Records for the exercise:
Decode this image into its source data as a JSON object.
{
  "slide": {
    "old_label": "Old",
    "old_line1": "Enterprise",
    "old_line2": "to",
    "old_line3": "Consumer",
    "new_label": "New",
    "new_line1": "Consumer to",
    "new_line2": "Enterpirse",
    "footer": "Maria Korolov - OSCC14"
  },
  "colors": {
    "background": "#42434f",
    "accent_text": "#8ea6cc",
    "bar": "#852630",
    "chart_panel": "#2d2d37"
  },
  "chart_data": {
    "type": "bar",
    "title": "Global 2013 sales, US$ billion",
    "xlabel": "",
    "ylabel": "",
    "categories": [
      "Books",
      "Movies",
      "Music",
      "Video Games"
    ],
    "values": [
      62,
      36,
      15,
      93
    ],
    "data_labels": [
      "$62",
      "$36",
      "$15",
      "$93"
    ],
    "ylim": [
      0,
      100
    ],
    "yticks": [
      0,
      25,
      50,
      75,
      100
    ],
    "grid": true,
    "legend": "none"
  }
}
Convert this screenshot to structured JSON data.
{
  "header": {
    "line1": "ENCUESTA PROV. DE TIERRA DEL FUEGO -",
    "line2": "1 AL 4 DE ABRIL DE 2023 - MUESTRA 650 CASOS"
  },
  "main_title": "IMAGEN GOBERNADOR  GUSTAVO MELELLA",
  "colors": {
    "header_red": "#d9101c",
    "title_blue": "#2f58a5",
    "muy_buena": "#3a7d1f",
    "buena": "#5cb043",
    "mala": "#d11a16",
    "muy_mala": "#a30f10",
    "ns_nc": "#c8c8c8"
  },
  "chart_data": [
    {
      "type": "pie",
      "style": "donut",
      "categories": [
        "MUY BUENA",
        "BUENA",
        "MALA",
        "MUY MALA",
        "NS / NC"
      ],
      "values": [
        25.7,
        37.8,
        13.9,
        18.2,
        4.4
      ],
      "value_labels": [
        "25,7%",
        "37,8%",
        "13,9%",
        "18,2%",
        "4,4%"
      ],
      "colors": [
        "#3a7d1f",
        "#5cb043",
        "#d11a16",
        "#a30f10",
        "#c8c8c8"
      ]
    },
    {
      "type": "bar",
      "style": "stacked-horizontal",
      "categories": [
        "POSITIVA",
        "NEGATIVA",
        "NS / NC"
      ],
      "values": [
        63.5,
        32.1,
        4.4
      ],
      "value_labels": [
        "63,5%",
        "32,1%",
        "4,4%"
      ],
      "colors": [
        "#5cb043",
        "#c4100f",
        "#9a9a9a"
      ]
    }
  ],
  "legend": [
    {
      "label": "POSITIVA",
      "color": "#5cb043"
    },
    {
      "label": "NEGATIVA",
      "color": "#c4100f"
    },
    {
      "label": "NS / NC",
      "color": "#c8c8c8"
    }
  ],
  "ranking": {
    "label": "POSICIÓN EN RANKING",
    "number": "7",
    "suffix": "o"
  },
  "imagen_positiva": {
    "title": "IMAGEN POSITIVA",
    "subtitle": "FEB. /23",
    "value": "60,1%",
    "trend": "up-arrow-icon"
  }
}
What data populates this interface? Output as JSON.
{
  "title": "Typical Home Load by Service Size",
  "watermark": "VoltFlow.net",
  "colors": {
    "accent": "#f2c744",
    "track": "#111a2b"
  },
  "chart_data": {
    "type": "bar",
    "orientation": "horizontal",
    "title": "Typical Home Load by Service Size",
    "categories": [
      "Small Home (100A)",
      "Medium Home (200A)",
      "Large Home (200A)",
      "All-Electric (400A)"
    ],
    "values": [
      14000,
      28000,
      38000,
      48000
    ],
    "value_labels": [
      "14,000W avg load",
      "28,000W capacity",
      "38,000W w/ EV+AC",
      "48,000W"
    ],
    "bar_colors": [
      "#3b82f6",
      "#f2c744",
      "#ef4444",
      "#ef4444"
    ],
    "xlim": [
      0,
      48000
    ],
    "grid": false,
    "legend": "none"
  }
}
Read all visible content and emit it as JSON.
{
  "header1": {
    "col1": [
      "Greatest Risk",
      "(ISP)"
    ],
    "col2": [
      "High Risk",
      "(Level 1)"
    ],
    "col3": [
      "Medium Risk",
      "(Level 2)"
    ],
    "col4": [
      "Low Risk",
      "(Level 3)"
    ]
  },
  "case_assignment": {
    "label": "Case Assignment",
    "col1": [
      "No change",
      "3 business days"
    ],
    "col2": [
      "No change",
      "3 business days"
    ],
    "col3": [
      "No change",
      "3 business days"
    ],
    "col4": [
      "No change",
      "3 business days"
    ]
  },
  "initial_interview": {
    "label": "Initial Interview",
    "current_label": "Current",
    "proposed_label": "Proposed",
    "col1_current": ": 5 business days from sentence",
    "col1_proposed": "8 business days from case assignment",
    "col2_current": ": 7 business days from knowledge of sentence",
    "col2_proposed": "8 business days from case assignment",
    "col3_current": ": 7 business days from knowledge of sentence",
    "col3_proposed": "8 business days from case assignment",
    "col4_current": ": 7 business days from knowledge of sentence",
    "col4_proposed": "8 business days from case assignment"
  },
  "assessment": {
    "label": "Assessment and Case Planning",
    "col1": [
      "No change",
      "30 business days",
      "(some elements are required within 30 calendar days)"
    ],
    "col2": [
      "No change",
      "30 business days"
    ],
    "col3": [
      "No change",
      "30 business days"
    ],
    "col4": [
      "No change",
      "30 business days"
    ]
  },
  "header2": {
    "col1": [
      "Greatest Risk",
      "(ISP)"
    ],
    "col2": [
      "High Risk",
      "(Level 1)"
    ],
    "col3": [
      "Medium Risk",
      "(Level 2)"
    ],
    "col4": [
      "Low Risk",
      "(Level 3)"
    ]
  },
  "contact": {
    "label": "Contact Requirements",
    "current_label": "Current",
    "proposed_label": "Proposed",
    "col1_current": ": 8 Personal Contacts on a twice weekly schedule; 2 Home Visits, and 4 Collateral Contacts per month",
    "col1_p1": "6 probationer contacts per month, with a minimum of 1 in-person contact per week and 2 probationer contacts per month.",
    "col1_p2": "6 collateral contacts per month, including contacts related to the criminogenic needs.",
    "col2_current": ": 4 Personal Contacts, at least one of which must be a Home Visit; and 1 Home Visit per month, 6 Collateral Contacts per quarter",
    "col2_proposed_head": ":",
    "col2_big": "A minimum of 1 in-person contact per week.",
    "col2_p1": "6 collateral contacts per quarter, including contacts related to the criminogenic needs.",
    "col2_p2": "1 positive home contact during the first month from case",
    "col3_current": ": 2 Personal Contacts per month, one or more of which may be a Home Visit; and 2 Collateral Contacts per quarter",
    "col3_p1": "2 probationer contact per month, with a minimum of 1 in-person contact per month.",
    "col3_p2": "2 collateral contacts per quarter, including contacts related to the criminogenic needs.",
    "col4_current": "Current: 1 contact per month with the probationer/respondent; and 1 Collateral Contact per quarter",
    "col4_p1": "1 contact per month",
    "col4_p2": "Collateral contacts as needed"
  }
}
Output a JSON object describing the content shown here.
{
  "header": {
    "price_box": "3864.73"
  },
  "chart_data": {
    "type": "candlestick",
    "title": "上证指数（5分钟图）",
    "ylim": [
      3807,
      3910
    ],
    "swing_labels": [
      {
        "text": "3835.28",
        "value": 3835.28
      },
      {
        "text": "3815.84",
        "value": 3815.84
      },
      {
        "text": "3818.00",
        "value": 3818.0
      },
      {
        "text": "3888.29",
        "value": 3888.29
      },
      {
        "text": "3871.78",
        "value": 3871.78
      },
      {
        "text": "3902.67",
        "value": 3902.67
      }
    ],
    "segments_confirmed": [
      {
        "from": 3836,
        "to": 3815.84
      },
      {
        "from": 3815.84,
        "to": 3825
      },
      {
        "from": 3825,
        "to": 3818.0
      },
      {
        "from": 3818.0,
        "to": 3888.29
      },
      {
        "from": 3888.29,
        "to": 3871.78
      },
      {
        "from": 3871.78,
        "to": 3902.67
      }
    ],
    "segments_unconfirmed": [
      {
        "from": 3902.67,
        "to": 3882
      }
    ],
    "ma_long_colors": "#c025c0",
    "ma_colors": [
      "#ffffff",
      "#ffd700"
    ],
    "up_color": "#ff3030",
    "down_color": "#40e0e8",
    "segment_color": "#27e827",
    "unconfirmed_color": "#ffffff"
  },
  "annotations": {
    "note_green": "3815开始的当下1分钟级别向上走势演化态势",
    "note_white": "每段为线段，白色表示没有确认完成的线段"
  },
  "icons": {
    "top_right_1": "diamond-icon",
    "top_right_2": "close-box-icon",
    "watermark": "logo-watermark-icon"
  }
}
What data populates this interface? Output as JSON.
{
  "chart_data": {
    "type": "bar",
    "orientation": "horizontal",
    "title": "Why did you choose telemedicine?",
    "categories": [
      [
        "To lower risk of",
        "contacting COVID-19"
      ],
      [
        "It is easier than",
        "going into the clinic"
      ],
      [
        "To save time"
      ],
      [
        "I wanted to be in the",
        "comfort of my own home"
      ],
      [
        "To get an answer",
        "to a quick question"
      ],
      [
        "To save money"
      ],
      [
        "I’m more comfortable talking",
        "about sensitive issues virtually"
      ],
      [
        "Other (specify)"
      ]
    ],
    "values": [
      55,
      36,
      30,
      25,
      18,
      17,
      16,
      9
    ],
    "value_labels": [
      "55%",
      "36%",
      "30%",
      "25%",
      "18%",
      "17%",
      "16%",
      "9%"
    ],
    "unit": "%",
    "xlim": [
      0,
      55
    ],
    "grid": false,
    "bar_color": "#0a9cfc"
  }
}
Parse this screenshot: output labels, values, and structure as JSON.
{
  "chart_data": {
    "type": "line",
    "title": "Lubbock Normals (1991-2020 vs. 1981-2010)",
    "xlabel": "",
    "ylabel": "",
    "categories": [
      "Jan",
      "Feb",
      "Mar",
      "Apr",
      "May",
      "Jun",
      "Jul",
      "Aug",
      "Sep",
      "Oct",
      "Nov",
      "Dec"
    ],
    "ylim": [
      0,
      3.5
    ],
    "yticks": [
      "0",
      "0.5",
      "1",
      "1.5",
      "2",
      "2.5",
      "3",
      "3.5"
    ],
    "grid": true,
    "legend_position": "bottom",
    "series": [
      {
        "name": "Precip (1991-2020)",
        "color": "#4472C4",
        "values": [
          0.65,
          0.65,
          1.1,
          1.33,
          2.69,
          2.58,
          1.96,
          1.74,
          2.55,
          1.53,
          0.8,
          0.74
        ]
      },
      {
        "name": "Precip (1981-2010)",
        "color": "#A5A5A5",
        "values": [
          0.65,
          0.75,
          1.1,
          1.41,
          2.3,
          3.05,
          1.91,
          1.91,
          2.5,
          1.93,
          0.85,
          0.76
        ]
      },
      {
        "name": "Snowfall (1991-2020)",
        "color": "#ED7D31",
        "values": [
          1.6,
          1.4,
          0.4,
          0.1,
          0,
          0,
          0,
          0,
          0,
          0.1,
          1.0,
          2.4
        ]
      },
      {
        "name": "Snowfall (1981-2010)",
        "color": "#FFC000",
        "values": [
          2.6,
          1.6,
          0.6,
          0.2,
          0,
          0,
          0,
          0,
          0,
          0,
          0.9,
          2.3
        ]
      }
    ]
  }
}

Goal: List the lines that contain the word "minimum".

Exercise answer:
    "col1_p1": "6 probationer contacts per month, with a minimum of 1 in-person contact per week and 2 probationer contacts per month.",
    "col2_big": "A minimum of 1 in-person contact per week.",
    "col3_p1": "2 probationer contact per month, with a minimum of 1 in-person contact per month.",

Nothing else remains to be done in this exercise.